*A tarefa*:
Com base no relato sobre a trajetória de leitura, explique por que o livro sobre um bruxinho trazido pela irmã mais nova foi, de início, olhado com desdém.

*Trecho fornecido*:
--------------------

O que nos move a ler determinado livro? Fico pensando nisso porque é curioso como determinadas coisas caem nas nossas mãos e podem mudar tanta coisa. Como numa madrugada tediosa em que passava as férias com minha vó e tia e fuçava na prateleira de livros da minha tia. Então topei com Olga, de Fernando Morais. A frase da capa me instigou: “A vida de Olga Benario Prestes, judia comunista entregue a Hitler pelo governo de Vargas”. Tinha 14 anos, sabia muito pouco sobre 2ª Guerra Mundial e de repente esse livro muda tudo. Não consigo precisar o quanto as coisas mudaram a partir daí. O fato é que esse foi o estopim para minha obsessão por 2ª Guerra Mundial/Holocausto. E por muito tempo li só sobre isso. Até que chega Harry Potter

Cresci numa casa com uma quantidade bacana de livros. Mas quase nenhum era infantil. Tinha, não posso esquecer, a coleção querida do Sítio do Pica Pau Amarelo, mas além disso, alguns paradidáticos do meu irmão e muitos, mais muitos livros de referências (e as queridas enciclopédias). Logo, não sabia muito bem o que eram livros juvenis… Nunca tive contato com isso. Me apaixonei pela leitura pela segunda vez com a não-ficção e de repente, aos 15 ou 16 anos, minha irmã mais nova aparece com um livro sobre um bruxinho… Olhei por muito tempo com desdém… Afinal, estava lendo coisas “sérias”. Mas resolvi dar uma olhadinha melhor e… mais um mundo se abriu.

Minha trajetória de leitura a partir seguiu seus rumos. Sempre mais e mais apaixonada pela não-ficção e suas histórias grandiosas, tentando emendar alguma coisa de ficção, coisa que só consegui levar a sério depois da faculdade. Sou, portanto, uma leitora de ficção recente. Que pulou diversos livros que “você-tem-que-ler”.

--------------------

*Informações fornecidas*:
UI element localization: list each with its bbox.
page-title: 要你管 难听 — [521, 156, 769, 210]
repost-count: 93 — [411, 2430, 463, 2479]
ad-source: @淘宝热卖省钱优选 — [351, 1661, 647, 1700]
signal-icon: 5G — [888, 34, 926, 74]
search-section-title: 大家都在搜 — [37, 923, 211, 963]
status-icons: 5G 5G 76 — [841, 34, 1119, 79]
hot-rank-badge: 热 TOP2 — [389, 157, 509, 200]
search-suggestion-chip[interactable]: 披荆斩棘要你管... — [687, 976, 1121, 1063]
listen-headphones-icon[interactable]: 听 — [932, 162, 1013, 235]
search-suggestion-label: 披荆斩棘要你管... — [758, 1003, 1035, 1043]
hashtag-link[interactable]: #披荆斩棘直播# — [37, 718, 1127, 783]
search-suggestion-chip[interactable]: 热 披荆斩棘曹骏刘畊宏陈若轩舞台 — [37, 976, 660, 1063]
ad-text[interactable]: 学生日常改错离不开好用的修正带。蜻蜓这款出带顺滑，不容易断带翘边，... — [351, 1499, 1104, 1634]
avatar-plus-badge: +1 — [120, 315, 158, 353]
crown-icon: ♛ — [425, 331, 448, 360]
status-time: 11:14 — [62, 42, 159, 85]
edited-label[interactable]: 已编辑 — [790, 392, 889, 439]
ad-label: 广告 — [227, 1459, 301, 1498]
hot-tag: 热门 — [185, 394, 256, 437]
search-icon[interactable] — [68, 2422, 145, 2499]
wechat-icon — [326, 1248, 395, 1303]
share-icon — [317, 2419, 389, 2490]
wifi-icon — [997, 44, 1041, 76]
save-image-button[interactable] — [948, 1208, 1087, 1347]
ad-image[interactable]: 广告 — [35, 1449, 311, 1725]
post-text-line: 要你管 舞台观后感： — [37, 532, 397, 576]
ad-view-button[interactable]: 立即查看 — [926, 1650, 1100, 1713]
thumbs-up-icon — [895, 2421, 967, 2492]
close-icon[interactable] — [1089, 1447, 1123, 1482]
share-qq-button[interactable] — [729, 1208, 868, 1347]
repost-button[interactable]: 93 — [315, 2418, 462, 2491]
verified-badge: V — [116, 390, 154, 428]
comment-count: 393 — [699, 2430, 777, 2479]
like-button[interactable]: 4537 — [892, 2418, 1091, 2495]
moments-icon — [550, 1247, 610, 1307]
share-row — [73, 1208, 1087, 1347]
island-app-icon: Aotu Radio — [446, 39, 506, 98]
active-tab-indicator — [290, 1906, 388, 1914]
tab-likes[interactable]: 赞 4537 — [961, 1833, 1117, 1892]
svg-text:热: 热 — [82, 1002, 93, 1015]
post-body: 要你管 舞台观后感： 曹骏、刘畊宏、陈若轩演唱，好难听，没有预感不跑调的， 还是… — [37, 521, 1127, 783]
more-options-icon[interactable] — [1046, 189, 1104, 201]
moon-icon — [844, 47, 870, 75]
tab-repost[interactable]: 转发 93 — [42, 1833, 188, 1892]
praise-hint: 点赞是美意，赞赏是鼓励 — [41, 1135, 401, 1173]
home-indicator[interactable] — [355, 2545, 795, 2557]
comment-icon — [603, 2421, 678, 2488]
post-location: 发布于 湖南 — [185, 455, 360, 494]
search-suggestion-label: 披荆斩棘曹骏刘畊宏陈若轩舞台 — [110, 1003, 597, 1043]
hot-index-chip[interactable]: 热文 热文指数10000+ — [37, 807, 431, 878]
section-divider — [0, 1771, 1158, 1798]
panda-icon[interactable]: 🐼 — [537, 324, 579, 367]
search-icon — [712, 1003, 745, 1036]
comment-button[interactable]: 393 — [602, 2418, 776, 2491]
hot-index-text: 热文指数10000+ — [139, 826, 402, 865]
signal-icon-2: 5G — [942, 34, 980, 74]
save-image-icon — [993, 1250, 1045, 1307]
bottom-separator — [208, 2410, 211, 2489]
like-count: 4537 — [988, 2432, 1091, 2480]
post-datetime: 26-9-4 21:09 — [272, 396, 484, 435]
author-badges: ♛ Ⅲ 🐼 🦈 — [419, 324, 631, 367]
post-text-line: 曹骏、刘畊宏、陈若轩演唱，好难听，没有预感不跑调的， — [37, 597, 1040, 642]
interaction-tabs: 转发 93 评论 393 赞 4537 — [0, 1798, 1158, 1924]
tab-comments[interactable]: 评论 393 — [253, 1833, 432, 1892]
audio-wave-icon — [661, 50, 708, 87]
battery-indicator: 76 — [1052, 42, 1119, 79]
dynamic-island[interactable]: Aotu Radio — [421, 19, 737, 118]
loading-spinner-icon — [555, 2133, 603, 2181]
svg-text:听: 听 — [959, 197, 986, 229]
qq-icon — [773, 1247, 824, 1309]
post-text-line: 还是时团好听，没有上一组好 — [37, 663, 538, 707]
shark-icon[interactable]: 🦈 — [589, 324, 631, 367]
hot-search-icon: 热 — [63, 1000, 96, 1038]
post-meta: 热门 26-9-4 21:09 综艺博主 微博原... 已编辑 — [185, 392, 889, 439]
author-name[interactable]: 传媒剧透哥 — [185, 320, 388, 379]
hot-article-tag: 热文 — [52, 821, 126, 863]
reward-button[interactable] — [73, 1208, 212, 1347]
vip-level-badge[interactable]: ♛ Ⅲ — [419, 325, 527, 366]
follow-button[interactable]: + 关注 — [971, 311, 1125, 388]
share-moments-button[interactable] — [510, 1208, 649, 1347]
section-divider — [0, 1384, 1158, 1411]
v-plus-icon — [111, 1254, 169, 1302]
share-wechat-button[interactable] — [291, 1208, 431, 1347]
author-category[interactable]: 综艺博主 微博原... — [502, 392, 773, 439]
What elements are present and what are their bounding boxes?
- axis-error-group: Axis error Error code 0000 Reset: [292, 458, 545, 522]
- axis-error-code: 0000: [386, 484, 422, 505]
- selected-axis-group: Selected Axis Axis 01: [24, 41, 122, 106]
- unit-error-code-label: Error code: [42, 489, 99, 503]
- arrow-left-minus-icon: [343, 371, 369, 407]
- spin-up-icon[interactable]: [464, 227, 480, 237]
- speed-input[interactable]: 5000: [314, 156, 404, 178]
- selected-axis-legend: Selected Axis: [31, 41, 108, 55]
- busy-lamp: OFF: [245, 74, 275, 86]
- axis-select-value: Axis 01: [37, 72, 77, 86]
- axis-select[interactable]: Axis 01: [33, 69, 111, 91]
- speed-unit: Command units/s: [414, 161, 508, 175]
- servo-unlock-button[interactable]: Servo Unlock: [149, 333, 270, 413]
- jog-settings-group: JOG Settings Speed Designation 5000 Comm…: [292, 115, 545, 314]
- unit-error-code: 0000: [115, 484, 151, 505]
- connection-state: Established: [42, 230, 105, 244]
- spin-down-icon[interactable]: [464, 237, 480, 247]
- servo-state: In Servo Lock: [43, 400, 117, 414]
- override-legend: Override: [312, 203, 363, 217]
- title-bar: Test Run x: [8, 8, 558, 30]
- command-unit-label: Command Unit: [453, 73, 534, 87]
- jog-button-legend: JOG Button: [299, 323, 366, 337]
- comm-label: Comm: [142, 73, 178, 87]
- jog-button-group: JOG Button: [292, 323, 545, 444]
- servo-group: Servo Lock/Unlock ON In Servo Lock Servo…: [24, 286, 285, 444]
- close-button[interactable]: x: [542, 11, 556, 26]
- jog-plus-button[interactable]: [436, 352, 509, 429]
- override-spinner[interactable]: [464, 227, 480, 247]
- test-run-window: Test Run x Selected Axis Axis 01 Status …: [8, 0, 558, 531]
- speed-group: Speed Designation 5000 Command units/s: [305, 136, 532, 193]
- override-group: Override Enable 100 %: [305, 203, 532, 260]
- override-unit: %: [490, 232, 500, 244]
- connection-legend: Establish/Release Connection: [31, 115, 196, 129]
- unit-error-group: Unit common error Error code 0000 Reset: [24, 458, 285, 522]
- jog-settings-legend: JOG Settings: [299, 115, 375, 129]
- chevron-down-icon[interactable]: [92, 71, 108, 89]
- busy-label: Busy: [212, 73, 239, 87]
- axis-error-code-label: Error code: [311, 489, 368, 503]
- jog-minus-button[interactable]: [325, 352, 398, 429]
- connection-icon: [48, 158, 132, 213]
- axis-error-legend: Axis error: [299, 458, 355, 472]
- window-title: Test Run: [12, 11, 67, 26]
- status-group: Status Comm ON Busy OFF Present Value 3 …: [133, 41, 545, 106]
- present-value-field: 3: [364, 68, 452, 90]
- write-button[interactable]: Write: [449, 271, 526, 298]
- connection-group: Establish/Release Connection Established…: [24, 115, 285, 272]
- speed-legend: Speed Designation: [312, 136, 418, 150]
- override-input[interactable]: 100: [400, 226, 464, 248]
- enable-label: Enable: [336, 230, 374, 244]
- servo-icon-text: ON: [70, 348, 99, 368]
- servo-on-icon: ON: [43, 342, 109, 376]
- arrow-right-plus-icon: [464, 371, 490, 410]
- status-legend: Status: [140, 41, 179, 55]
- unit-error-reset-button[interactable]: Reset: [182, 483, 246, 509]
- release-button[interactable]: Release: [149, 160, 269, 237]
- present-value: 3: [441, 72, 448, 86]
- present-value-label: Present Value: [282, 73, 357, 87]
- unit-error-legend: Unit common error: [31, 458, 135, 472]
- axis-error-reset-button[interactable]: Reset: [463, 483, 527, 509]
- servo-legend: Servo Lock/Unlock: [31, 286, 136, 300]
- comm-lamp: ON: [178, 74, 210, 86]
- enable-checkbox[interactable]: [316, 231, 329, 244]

--------------------

*Resultado do exercício*:
Porque, naquela época, a leitura estava voltada para coisas consideradas "sérias", isto é, para a não-ficção, pela qual havia ocorrido a segunda paixão pela leitura.